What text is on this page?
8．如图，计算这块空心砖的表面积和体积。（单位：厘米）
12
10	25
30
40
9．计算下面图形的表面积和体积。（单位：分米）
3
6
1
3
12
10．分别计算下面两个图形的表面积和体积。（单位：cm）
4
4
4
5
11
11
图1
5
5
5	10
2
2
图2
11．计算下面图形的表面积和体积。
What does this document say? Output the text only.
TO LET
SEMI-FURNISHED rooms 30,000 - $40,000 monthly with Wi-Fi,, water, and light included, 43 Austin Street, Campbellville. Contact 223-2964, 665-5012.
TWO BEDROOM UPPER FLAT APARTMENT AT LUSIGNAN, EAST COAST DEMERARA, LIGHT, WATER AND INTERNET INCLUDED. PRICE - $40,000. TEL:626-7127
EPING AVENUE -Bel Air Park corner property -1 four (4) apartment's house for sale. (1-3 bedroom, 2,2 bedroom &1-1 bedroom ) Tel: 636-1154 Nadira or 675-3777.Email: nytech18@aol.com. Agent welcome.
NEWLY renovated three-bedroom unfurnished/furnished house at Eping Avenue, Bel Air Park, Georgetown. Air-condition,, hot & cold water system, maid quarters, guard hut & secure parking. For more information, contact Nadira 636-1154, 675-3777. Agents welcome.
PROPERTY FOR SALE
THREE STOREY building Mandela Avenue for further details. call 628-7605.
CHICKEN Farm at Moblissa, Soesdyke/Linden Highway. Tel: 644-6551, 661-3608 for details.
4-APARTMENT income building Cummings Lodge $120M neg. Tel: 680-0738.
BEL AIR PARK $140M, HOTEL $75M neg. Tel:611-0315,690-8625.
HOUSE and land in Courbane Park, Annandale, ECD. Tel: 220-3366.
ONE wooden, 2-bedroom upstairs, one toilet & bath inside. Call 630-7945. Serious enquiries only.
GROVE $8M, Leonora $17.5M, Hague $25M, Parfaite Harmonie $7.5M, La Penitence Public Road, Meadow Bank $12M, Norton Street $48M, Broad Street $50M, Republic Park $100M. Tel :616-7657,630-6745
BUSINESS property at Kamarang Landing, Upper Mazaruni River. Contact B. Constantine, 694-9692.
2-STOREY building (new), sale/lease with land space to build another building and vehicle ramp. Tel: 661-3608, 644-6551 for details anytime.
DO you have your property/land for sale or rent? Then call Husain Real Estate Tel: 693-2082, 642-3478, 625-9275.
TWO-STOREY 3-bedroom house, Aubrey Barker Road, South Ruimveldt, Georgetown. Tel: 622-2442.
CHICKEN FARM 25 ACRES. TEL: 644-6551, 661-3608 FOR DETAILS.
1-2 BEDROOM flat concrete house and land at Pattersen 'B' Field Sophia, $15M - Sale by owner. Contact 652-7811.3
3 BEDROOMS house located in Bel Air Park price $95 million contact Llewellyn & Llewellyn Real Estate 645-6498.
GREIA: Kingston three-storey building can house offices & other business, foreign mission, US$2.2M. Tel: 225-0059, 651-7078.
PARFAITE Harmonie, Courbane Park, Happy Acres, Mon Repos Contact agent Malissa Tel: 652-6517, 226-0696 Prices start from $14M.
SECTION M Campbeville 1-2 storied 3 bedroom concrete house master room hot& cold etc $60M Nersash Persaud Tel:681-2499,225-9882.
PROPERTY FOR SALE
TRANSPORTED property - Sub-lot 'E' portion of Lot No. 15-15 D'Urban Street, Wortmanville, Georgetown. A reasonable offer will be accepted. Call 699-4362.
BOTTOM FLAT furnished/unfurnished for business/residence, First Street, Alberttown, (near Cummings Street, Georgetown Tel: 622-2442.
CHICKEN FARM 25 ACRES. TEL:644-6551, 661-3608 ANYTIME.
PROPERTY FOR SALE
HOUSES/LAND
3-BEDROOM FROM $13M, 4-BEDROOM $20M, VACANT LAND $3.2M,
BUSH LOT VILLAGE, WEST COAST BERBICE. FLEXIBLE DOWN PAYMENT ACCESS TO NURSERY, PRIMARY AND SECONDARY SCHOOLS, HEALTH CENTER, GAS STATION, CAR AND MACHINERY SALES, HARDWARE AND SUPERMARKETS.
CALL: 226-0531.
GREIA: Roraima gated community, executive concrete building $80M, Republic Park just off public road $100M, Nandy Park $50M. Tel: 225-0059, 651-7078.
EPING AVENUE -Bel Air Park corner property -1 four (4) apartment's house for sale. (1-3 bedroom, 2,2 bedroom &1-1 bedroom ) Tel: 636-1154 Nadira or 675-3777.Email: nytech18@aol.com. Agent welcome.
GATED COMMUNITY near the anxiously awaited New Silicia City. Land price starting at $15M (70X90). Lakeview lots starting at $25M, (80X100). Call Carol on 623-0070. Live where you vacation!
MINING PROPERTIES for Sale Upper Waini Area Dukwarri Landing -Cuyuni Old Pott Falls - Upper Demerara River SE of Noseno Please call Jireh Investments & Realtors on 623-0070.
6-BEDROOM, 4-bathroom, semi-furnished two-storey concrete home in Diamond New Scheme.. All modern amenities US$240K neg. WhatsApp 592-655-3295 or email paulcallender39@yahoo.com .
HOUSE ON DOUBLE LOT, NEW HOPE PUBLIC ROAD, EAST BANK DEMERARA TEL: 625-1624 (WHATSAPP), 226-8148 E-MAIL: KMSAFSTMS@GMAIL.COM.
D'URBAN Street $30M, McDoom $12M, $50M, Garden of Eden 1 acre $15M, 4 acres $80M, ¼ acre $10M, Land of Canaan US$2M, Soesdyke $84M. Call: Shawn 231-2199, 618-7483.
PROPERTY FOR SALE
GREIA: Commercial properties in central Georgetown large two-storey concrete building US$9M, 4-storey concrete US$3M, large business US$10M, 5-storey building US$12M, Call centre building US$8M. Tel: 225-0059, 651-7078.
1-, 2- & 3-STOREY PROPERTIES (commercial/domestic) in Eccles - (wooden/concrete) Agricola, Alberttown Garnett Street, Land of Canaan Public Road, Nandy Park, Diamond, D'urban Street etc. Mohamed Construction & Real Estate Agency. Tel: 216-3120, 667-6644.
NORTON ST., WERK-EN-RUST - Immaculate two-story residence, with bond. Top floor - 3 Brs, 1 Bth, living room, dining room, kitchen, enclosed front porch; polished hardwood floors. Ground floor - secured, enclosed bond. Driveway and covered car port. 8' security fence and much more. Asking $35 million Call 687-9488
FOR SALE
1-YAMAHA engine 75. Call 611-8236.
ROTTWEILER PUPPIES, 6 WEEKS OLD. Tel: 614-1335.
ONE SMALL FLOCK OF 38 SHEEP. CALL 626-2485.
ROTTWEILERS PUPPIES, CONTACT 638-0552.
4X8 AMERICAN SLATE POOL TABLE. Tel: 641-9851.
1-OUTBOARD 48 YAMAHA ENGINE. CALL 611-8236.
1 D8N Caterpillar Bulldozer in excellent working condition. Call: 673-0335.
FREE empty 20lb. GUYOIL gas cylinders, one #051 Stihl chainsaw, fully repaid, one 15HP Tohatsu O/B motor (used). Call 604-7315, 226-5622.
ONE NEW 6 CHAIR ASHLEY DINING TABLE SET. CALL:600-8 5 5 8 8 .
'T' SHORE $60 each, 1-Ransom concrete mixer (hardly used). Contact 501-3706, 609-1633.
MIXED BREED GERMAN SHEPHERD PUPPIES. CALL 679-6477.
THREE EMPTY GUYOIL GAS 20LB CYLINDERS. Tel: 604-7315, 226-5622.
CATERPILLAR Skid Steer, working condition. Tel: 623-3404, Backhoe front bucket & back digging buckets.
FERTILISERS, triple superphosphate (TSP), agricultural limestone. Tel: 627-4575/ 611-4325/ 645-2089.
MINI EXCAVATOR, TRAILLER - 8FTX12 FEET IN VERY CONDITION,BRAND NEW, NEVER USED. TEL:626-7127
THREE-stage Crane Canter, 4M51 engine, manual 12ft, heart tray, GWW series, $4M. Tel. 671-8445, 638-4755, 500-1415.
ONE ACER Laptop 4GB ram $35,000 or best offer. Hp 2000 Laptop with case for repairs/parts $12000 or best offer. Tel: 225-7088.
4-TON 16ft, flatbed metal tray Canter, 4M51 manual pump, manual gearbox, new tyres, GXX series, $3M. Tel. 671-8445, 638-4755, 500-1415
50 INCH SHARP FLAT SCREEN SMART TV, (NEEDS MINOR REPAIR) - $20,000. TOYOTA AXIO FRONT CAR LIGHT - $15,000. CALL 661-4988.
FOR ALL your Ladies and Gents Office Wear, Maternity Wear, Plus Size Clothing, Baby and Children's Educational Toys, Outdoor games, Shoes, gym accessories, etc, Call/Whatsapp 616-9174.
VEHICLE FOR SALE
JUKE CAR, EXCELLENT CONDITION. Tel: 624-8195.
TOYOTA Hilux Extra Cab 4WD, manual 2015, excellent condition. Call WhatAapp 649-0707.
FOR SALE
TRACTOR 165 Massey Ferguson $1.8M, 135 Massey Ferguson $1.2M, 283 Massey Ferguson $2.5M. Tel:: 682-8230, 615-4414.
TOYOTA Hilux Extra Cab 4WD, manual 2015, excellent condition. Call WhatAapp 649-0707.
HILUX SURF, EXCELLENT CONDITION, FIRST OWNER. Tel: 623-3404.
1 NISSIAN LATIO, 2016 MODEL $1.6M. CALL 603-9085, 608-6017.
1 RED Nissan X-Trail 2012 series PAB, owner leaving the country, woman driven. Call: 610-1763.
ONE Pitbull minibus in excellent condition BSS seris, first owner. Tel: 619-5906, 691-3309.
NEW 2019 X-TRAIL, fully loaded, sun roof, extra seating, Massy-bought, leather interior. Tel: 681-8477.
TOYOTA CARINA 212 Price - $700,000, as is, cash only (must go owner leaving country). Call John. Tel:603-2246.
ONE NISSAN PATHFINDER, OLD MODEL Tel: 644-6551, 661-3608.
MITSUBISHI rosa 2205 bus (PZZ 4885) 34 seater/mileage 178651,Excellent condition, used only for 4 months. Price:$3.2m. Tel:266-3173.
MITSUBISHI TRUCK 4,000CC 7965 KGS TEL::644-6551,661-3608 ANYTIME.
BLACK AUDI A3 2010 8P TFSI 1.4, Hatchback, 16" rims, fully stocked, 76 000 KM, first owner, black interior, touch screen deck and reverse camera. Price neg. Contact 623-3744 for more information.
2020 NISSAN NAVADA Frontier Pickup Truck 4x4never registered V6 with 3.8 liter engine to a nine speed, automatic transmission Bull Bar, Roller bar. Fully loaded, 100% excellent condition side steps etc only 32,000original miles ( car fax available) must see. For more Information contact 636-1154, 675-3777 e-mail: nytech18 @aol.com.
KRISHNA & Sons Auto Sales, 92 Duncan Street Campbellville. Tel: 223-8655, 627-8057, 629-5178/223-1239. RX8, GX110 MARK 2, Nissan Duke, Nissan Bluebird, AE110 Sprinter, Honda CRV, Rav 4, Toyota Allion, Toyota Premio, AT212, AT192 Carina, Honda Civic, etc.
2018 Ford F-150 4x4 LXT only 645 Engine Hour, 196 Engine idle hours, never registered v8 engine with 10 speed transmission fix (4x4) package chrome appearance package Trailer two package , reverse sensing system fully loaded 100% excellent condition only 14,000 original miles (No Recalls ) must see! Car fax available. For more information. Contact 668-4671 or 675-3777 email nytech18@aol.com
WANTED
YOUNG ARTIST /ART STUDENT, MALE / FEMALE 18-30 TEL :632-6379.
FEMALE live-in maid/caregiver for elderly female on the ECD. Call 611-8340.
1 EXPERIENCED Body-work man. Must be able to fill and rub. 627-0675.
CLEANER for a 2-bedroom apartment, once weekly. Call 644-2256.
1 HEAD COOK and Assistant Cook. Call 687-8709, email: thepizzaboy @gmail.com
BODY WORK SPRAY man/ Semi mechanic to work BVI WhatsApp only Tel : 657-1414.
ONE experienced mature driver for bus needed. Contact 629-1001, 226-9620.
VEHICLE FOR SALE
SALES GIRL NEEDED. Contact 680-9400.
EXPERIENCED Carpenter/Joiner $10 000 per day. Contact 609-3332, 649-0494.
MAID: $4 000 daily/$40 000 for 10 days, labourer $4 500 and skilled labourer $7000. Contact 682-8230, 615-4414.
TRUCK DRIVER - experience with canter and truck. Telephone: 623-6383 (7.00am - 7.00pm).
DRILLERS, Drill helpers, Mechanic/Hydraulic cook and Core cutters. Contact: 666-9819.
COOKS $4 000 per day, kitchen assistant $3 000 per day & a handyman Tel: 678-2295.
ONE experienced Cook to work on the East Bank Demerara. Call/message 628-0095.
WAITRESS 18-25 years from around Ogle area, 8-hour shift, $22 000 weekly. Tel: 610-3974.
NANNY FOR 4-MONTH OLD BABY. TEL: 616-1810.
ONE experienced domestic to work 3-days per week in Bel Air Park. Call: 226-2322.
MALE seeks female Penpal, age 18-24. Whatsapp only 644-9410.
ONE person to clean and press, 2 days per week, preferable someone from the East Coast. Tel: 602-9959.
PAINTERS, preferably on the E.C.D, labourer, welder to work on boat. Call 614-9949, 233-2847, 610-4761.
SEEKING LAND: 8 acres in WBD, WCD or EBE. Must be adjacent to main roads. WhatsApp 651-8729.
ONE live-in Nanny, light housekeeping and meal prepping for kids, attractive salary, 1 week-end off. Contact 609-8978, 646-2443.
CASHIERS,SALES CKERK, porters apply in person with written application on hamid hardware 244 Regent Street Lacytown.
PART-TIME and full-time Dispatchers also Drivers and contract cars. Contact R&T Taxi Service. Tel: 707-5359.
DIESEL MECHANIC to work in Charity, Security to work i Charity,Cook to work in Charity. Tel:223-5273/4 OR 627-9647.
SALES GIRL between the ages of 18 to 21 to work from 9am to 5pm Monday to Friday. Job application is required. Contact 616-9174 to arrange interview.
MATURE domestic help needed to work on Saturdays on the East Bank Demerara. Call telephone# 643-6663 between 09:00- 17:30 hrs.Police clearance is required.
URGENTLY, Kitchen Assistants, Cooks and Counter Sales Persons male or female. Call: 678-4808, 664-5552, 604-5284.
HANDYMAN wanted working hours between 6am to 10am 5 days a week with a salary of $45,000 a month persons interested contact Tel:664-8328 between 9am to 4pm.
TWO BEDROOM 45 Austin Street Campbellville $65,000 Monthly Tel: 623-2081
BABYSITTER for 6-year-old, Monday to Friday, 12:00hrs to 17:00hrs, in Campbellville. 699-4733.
• • • • •
_Your goal_
Collect each line containing the string "YAMAHA".

_Complete output_
1-YAMAHA engine 75. Call 611-8236.
1-OUTBOARD 48 YAMAHA ENGINE. CALL 611-8236.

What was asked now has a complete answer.